_MATERIAL FOR THIS TASK:_
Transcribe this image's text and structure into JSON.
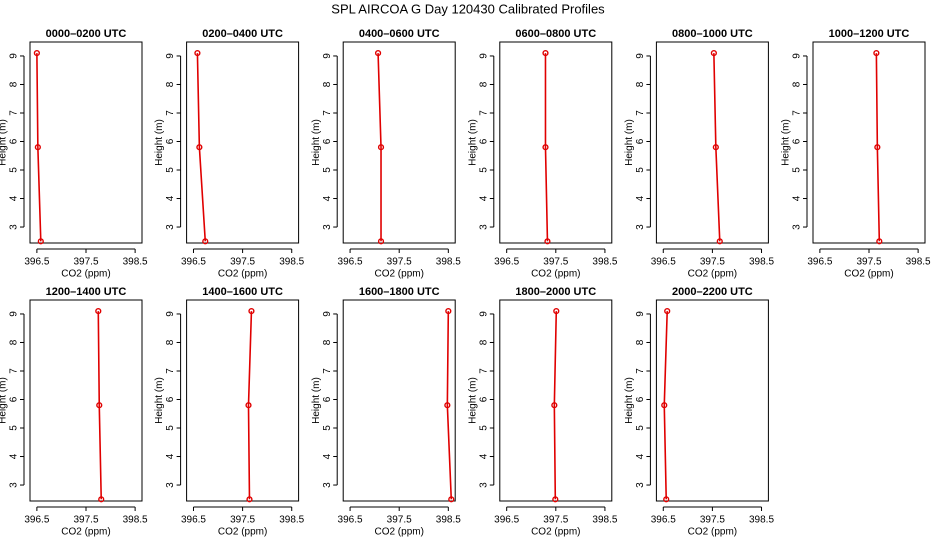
{
  "title": "SPL AIRCOA G  Day 120430  Calibrated Profiles",
  "chart_data": [
    {
      "type": "line",
      "title": "0000–0200 UTC",
      "xlabel": "CO2 (ppm)",
      "ylabel": "Height (m)",
      "color": "#e00000",
      "x": [
        396.5,
        396.52,
        396.58
      ],
      "values": [
        9.1,
        5.8,
        2.5
      ],
      "xlim": [
        396.36,
        398.64
      ],
      "ylim": [
        2.44,
        9.49
      ],
      "xticks": [
        396.5,
        397.5,
        398.5
      ],
      "yticks": [
        3,
        4,
        5,
        6,
        7,
        8,
        9
      ]
    },
    {
      "type": "line",
      "title": "0200–0400 UTC",
      "xlabel": "CO2 (ppm)",
      "ylabel": "Height (m)",
      "color": "#e00000",
      "x": [
        396.58,
        396.62,
        396.74
      ],
      "values": [
        9.1,
        5.8,
        2.5
      ],
      "xlim": [
        396.36,
        398.64
      ],
      "ylim": [
        2.44,
        9.49
      ],
      "xticks": [
        396.5,
        397.5,
        398.5
      ],
      "yticks": [
        3,
        4,
        5,
        6,
        7,
        8,
        9
      ]
    },
    {
      "type": "line",
      "title": "0400–0600 UTC",
      "xlabel": "CO2 (ppm)",
      "ylabel": "Height (m)",
      "color": "#e00000",
      "x": [
        397.07,
        397.13,
        397.13
      ],
      "values": [
        9.1,
        5.8,
        2.5
      ],
      "xlim": [
        396.36,
        398.64
      ],
      "ylim": [
        2.44,
        9.49
      ],
      "xticks": [
        396.5,
        397.5,
        398.5
      ],
      "yticks": [
        3,
        4,
        5,
        6,
        7,
        8,
        9
      ]
    },
    {
      "type": "line",
      "title": "0600–0800 UTC",
      "xlabel": "CO2 (ppm)",
      "ylabel": "Height (m)",
      "color": "#e00000",
      "x": [
        397.29,
        397.29,
        397.33
      ],
      "values": [
        9.1,
        5.8,
        2.5
      ],
      "xlim": [
        396.36,
        398.64
      ],
      "ylim": [
        2.44,
        9.49
      ],
      "xticks": [
        396.5,
        397.5,
        398.5
      ],
      "yticks": [
        3,
        4,
        5,
        6,
        7,
        8,
        9
      ]
    },
    {
      "type": "line",
      "title": "0800–1000 UTC",
      "xlabel": "CO2 (ppm)",
      "ylabel": "Height (m)",
      "color": "#e00000",
      "x": [
        397.53,
        397.57,
        397.65
      ],
      "values": [
        9.1,
        5.8,
        2.5
      ],
      "xlim": [
        396.36,
        398.64
      ],
      "ylim": [
        2.44,
        9.49
      ],
      "xticks": [
        396.5,
        397.5,
        398.5
      ],
      "yticks": [
        3,
        4,
        5,
        6,
        7,
        8,
        9
      ]
    },
    {
      "type": "line",
      "title": "1000–1200 UTC",
      "xlabel": "CO2 (ppm)",
      "ylabel": "Height (m)",
      "color": "#e00000",
      "x": [
        397.65,
        397.67,
        397.71
      ],
      "values": [
        9.1,
        5.8,
        2.5
      ],
      "xlim": [
        396.36,
        398.64
      ],
      "ylim": [
        2.44,
        9.49
      ],
      "xticks": [
        396.5,
        397.5,
        398.5
      ],
      "yticks": [
        3,
        4,
        5,
        6,
        7,
        8,
        9
      ]
    },
    {
      "type": "line",
      "title": "1200–1400 UTC",
      "xlabel": "CO2 (ppm)",
      "ylabel": "Height (m)",
      "color": "#e00000",
      "x": [
        397.75,
        397.77,
        397.81
      ],
      "values": [
        9.1,
        5.8,
        2.5
      ],
      "xlim": [
        396.36,
        398.64
      ],
      "ylim": [
        2.44,
        9.49
      ],
      "xticks": [
        396.5,
        397.5,
        398.5
      ],
      "yticks": [
        3,
        4,
        5,
        6,
        7,
        8,
        9
      ]
    },
    {
      "type": "line",
      "title": "1400–1600 UTC",
      "xlabel": "CO2 (ppm)",
      "ylabel": "Height (m)",
      "color": "#e00000",
      "x": [
        397.68,
        397.62,
        397.64
      ],
      "values": [
        9.1,
        5.8,
        2.5
      ],
      "xlim": [
        396.36,
        398.64
      ],
      "ylim": [
        2.44,
        9.49
      ],
      "xticks": [
        396.5,
        397.5,
        398.5
      ],
      "yticks": [
        3,
        4,
        5,
        6,
        7,
        8,
        9
      ]
    },
    {
      "type": "line",
      "title": "1600–1800 UTC",
      "xlabel": "CO2 (ppm)",
      "ylabel": "Height (m)",
      "color": "#e00000",
      "x": [
        398.5,
        398.48,
        398.56
      ],
      "values": [
        9.1,
        5.8,
        2.5
      ],
      "xlim": [
        396.36,
        398.64
      ],
      "ylim": [
        2.44,
        9.49
      ],
      "xticks": [
        396.5,
        397.5,
        398.5
      ],
      "yticks": [
        3,
        4,
        5,
        6,
        7,
        8,
        9
      ]
    },
    {
      "type": "line",
      "title": "1800–2000 UTC",
      "xlabel": "CO2 (ppm)",
      "ylabel": "Height (m)",
      "color": "#e00000",
      "x": [
        397.51,
        397.47,
        397.49
      ],
      "values": [
        9.1,
        5.8,
        2.5
      ],
      "xlim": [
        396.36,
        398.64
      ],
      "ylim": [
        2.44,
        9.49
      ],
      "xticks": [
        396.5,
        397.5,
        398.5
      ],
      "yticks": [
        3,
        4,
        5,
        6,
        7,
        8,
        9
      ]
    },
    {
      "type": "line",
      "title": "2000–2200 UTC",
      "xlabel": "CO2 (ppm)",
      "ylabel": "Height (m)",
      "color": "#e00000",
      "x": [
        396.58,
        396.52,
        396.56
      ],
      "values": [
        9.1,
        5.8,
        2.5
      ],
      "xlim": [
        396.36,
        398.64
      ],
      "ylim": [
        2.44,
        9.49
      ],
      "xticks": [
        396.5,
        397.5,
        398.5
      ],
      "yticks": [
        3,
        4,
        5,
        6,
        7,
        8,
        9
      ]
    }
  ]
}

_TO BE DONE:_
Copy the records above exactly, leaving out every picture.

_RESULT OF THIS TASK:_
Transcribe this image's text and structure into JSON.
{
  "title": "SPL AIRCOA G  Day 120430  Calibrated Profiles",
  "chart_data": [
    {
      "type": "line",
      "title": "0000–0200 UTC",
      "xlabel": "CO2 (ppm)",
      "ylabel": "Height (m)",
      "color": "#e00000",
      "x": [
        396.5,
        396.52,
        396.58
      ],
      "values": [
        9.1,
        5.8,
        2.5
      ],
      "xlim": [
        396.36,
        398.64
      ],
      "ylim": [
        2.44,
        9.49
      ],
      "xticks": [
        396.5,
        397.5,
        398.5
      ],
      "yticks": [
        3,
        4,
        5,
        6,
        7,
        8,
        9
      ]
    },
    {
      "type": "line",
      "title": "0200–0400 UTC",
      "xlabel": "CO2 (ppm)",
      "ylabel": "Height (m)",
      "color": "#e00000",
      "x": [
        396.58,
        396.62,
        396.74
      ],
      "values": [
        9.1,
        5.8,
        2.5
      ],
      "xlim": [
        396.36,
        398.64
      ],
      "ylim": [
        2.44,
        9.49
      ],
      "xticks": [
        396.5,
        397.5,
        398.5
      ],
      "yticks": [
        3,
        4,
        5,
        6,
        7,
        8,
        9
      ]
    },
    {
      "type": "line",
      "title": "0400–0600 UTC",
      "xlabel": "CO2 (ppm)",
      "ylabel": "Height (m)",
      "color": "#e00000",
      "x": [
        397.07,
        397.13,
        397.13
      ],
      "values": [
        9.1,
        5.8,
        2.5
      ],
      "xlim": [
        396.36,
        398.64
      ],
      "ylim": [
        2.44,
        9.49
      ],
      "xticks": [
        396.5,
        397.5,
        398.5
      ],
      "yticks": [
        3,
        4,
        5,
        6,
        7,
        8,
        9
      ]
    },
    {
      "type": "line",
      "title": "0600–0800 UTC",
      "xlabel": "CO2 (ppm)",
      "ylabel": "Height (m)",
      "color": "#e00000",
      "x": [
        397.29,
        397.29,
        397.33
      ],
      "values": [
        9.1,
        5.8,
        2.5
      ],
      "xlim": [
        396.36,
        398.64
      ],
      "ylim": [
        2.44,
        9.49
      ],
      "xticks": [
        396.5,
        397.5,
        398.5
      ],
      "yticks": [
        3,
        4,
        5,
        6,
        7,
        8,
        9
      ]
    },
    {
      "type": "line",
      "title": "0800–1000 UTC",
      "xlabel": "CO2 (ppm)",
      "ylabel": "Height (m)",
      "color": "#e00000",
      "x": [
        397.53,
        397.57,
        397.65
      ],
      "values": [
        9.1,
        5.8,
        2.5
      ],
      "xlim": [
        396.36,
        398.64
      ],
      "ylim": [
        2.44,
        9.49
      ],
      "xticks": [
        396.5,
        397.5,
        398.5
      ],
      "yticks": [
        3,
        4,
        5,
        6,
        7,
        8,
        9
      ]
    },
    {
      "type": "line",
      "title": "1000–1200 UTC",
      "xlabel": "CO2 (ppm)",
      "ylabel": "Height (m)",
      "color": "#e00000",
      "x": [
        397.65,
        397.67,
        397.71
      ],
      "values": [
        9.1,
        5.8,
        2.5
      ],
      "xlim": [
        396.36,
        398.64
      ],
      "ylim": [
        2.44,
        9.49
      ],
      "xticks": [
        396.5,
        397.5,
        398.5
      ],
      "yticks": [
        3,
        4,
        5,
        6,
        7,
        8,
        9
      ]
    },
    {
      "type": "line",
      "title": "1200–1400 UTC",
      "xlabel": "CO2 (ppm)",
      "ylabel": "Height (m)",
      "color": "#e00000",
      "x": [
        397.75,
        397.77,
        397.81
      ],
      "values": [
        9.1,
        5.8,
        2.5
      ],
      "xlim": [
        396.36,
        398.64
      ],
      "ylim": [
        2.44,
        9.49
      ],
      "xticks": [
        396.5,
        397.5,
        398.5
      ],
      "yticks": [
        3,
        4,
        5,
        6,
        7,
        8,
        9
      ]
    },
    {
      "type": "line",
      "title": "1400–1600 UTC",
      "xlabel": "CO2 (ppm)",
      "ylabel": "Height (m)",
      "color": "#e00000",
      "x": [
        397.68,
        397.62,
        397.64
      ],
      "values": [
        9.1,
        5.8,
        2.5
      ],
      "xlim": [
        396.36,
        398.64
      ],
      "ylim": [
        2.44,
        9.49
      ],
      "xticks": [
        396.5,
        397.5,
        398.5
      ],
      "yticks": [
        3,
        4,
        5,
        6,
        7,
        8,
        9
      ]
    },
    {
      "type": "line",
      "title": "1600–1800 UTC",
      "xlabel": "CO2 (ppm)",
      "ylabel": "Height (m)",
      "color": "#e00000",
      "x": [
        398.5,
        398.48,
        398.56
      ],
      "values": [
        9.1,
        5.8,
        2.5
      ],
      "xlim": [
        396.36,
        398.64
      ],
      "ylim": [
        2.44,
        9.49
      ],
      "xticks": [
        396.5,
        397.5,
        398.5
      ],
      "yticks": [
        3,
        4,
        5,
        6,
        7,
        8,
        9
      ]
    },
    {
      "type": "line",
      "title": "1800–2000 UTC",
      "xlabel": "CO2 (ppm)",
      "ylabel": "Height (m)",
      "color": "#e00000",
      "x": [
        397.51,
        397.47,
        397.49
      ],
      "values": [
        9.1,
        5.8,
        2.5
      ],
      "xlim": [
        396.36,
        398.64
      ],
      "ylim": [
        2.44,
        9.49
      ],
      "xticks": [
        396.5,
        397.5,
        398.5
      ],
      "yticks": [
        3,
        4,
        5,
        6,
        7,
        8,
        9
      ]
    },
    {
      "type": "line",
      "title": "2000–2200 UTC",
      "xlabel": "CO2 (ppm)",
      "ylabel": "Height (m)",
      "color": "#e00000",
      "x": [
        396.58,
        396.52,
        396.56
      ],
      "values": [
        9.1,
        5.8,
        2.5
      ],
      "xlim": [
        396.36,
        398.64
      ],
      "ylim": [
        2.44,
        9.49
      ],
      "xticks": [
        396.5,
        397.5,
        398.5
      ],
      "yticks": [
        3,
        4,
        5,
        6,
        7,
        8,
        9
      ]
    }
  ]
}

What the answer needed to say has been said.